# Your goal
Keep every line where the word "Haushalt" appears; drop the rest.

# Exercise input
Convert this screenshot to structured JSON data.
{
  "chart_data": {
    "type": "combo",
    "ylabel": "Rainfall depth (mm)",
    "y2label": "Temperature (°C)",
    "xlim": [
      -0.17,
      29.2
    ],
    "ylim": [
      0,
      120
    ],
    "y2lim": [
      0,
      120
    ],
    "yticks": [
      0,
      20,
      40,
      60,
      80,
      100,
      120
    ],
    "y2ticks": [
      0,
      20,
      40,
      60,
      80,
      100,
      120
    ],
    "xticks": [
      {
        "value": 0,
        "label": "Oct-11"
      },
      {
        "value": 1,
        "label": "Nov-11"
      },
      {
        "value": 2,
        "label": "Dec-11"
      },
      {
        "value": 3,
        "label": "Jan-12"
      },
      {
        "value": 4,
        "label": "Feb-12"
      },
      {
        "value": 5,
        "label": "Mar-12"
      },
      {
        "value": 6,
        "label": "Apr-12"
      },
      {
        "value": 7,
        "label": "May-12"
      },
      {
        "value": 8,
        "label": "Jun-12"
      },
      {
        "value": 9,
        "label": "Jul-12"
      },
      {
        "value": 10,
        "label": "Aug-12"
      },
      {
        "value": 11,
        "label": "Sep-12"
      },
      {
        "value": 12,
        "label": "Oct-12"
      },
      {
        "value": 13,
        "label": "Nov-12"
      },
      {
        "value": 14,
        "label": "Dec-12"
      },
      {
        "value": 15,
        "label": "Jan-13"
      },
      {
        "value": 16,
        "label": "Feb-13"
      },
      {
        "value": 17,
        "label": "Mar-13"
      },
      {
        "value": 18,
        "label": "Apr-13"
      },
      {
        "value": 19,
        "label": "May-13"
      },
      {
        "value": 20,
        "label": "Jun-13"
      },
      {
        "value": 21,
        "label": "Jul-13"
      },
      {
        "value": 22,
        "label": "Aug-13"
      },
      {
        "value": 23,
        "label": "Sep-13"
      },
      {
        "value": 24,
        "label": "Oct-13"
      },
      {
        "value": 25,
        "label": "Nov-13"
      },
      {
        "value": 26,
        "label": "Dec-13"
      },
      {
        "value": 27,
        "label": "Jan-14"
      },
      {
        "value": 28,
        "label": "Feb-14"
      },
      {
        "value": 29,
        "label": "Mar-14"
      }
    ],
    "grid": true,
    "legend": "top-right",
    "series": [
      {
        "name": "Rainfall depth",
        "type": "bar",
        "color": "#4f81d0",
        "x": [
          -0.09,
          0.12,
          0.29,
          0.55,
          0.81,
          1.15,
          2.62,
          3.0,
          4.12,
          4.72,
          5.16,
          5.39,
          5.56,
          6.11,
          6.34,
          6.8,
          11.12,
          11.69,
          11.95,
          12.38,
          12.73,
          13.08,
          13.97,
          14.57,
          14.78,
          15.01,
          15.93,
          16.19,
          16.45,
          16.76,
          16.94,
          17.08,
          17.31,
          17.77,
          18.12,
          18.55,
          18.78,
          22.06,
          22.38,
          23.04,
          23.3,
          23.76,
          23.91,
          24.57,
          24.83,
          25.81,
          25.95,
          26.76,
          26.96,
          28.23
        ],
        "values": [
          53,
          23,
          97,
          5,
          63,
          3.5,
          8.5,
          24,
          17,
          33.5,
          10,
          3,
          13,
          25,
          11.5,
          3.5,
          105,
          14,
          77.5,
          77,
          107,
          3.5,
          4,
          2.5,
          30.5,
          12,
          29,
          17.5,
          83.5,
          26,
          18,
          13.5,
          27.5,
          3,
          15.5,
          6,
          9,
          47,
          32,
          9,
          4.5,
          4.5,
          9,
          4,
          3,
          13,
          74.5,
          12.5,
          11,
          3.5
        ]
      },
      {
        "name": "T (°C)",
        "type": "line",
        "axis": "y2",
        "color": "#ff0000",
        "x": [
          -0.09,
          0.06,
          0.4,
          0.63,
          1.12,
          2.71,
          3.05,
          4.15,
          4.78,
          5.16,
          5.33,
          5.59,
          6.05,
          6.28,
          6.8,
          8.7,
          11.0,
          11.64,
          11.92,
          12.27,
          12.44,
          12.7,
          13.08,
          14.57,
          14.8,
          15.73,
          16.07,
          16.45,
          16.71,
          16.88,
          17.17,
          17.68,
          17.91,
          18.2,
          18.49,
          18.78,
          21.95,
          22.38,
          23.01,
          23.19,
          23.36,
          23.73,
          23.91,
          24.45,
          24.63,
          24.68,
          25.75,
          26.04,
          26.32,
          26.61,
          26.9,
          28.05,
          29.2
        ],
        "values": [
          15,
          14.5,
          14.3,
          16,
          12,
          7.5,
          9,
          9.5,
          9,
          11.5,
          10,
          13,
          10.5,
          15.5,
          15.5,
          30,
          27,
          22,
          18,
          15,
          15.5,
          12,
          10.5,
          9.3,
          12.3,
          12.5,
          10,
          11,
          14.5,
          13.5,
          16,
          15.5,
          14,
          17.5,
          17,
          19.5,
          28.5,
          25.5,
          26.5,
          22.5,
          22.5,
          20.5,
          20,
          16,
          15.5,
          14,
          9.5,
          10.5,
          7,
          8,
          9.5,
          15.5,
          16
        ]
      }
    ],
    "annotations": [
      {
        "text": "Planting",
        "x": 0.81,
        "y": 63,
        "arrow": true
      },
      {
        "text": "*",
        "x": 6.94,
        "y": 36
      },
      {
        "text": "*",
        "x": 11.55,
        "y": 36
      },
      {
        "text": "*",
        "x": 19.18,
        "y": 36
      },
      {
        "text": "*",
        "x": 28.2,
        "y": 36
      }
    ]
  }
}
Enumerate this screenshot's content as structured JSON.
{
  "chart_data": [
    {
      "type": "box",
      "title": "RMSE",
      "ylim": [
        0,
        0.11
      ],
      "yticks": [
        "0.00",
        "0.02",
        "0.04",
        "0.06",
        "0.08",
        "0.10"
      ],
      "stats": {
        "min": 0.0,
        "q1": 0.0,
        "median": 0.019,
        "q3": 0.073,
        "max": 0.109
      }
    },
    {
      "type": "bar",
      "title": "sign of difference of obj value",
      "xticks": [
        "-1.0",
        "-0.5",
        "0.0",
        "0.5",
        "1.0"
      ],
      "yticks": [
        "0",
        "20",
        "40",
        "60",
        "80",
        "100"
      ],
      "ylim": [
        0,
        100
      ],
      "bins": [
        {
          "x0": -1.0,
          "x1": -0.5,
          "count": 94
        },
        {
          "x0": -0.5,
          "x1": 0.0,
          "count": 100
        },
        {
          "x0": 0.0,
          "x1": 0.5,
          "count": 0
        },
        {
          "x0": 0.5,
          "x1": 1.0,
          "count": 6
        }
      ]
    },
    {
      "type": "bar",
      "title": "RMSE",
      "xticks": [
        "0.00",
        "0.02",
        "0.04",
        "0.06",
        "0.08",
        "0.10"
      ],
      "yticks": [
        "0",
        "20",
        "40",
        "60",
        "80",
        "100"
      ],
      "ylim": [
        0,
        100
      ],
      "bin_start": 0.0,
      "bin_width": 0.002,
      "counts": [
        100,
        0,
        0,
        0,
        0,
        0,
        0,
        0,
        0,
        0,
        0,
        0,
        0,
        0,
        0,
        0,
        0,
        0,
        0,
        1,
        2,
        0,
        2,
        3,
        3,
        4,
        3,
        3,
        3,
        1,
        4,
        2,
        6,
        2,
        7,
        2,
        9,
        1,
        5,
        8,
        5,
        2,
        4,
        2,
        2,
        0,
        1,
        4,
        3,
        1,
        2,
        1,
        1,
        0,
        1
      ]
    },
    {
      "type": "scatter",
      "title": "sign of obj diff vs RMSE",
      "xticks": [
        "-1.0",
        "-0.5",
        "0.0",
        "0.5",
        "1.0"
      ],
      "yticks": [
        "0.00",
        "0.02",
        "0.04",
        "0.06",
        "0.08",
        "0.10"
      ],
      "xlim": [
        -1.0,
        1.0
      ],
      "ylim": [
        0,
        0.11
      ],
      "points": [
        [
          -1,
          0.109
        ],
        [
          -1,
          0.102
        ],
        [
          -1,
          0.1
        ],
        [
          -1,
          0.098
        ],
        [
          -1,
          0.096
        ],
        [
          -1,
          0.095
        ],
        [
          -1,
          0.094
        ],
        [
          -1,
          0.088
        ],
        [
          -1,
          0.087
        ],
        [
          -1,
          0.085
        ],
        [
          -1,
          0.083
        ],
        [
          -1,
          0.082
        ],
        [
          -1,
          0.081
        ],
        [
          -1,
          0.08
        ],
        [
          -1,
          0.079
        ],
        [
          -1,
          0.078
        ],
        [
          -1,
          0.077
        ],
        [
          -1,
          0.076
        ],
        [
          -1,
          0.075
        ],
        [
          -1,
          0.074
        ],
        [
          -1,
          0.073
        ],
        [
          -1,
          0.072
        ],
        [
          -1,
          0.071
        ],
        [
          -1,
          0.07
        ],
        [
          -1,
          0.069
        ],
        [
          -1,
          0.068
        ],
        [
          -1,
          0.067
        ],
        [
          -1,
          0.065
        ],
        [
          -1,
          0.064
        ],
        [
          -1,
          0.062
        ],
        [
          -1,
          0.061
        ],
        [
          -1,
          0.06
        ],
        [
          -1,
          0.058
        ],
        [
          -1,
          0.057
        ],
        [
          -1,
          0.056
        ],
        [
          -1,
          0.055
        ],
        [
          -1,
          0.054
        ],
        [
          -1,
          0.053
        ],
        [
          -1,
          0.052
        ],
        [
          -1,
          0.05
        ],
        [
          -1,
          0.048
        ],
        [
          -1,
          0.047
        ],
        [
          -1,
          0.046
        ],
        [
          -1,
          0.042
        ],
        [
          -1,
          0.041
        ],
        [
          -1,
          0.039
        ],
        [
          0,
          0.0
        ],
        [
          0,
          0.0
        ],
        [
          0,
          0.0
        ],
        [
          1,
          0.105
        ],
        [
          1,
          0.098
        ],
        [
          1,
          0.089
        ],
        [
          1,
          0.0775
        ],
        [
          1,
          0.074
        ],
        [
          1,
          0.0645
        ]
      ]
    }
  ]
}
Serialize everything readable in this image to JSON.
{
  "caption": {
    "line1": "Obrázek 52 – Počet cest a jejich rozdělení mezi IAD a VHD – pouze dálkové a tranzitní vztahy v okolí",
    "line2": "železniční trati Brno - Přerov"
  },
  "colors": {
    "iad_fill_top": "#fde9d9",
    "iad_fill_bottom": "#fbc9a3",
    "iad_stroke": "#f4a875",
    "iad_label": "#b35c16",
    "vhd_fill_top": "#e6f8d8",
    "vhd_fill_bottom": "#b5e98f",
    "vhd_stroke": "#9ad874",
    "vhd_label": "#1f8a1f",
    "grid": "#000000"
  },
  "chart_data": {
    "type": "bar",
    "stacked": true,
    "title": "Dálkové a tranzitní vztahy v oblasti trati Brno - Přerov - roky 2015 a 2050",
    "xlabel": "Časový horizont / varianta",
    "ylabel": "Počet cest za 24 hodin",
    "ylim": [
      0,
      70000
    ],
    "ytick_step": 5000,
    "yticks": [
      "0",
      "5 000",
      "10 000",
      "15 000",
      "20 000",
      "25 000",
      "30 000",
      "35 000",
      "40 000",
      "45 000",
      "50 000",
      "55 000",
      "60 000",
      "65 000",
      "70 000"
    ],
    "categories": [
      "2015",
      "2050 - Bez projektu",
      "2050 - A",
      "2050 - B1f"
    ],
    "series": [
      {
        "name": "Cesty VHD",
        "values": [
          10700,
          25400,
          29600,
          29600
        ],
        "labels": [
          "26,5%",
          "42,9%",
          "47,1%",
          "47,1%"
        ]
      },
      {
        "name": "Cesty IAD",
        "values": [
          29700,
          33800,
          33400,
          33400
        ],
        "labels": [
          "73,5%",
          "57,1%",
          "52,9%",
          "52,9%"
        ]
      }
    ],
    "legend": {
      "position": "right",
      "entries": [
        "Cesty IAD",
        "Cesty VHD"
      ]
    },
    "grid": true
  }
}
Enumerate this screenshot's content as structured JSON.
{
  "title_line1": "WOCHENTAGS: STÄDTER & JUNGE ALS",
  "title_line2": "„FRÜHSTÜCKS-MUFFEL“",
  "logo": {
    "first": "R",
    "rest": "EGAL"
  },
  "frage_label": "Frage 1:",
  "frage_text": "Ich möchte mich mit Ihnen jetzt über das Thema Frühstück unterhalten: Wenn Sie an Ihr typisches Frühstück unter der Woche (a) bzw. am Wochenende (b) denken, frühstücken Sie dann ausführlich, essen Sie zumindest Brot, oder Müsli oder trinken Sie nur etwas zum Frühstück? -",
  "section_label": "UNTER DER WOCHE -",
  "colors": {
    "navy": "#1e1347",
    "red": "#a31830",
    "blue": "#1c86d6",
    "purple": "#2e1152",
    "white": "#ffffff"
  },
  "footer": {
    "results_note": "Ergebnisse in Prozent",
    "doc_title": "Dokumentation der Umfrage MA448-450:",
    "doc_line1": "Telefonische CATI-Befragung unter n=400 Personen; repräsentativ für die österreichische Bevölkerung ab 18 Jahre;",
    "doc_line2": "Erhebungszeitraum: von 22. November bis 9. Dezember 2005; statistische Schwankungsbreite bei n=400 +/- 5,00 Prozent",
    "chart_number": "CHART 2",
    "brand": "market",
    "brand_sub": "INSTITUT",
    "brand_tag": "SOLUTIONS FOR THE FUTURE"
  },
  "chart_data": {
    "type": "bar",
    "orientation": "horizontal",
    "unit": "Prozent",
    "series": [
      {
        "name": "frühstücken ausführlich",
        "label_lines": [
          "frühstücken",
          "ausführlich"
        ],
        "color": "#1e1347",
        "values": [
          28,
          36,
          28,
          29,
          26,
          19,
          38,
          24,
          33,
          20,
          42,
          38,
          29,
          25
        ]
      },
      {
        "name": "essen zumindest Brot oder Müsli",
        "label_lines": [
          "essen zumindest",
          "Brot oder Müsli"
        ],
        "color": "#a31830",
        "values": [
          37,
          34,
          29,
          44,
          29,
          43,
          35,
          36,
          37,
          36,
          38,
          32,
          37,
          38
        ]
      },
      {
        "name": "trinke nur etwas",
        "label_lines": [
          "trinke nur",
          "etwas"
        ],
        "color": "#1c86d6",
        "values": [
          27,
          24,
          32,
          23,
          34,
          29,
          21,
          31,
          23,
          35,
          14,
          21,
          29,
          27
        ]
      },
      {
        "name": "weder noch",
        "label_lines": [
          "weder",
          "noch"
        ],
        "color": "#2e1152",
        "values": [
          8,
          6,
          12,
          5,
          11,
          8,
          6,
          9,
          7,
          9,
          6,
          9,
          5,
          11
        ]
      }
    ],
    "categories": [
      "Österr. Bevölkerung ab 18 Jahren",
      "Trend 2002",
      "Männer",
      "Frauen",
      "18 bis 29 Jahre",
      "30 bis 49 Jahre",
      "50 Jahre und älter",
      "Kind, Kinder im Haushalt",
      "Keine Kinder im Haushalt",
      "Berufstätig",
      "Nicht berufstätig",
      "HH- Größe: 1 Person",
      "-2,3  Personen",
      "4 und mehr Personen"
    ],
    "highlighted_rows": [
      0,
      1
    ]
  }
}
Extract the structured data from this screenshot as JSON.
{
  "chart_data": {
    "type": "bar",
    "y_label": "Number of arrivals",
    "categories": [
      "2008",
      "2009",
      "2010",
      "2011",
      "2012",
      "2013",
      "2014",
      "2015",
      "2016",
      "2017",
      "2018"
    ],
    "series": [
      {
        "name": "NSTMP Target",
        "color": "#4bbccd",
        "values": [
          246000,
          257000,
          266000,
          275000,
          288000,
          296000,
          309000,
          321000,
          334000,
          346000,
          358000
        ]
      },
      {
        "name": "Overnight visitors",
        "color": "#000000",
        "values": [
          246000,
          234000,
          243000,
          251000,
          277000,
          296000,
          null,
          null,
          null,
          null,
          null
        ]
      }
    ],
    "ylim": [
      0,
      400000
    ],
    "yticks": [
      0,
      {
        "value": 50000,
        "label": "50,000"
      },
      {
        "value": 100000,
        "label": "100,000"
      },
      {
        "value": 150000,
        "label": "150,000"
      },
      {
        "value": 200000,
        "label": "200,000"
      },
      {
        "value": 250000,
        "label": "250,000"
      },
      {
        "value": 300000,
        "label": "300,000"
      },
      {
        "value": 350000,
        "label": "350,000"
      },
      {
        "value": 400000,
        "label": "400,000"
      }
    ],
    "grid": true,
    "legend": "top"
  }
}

# Output of the task
      "Kind, Kinder im Haushalt",
      "Keine Kinder im Haushalt",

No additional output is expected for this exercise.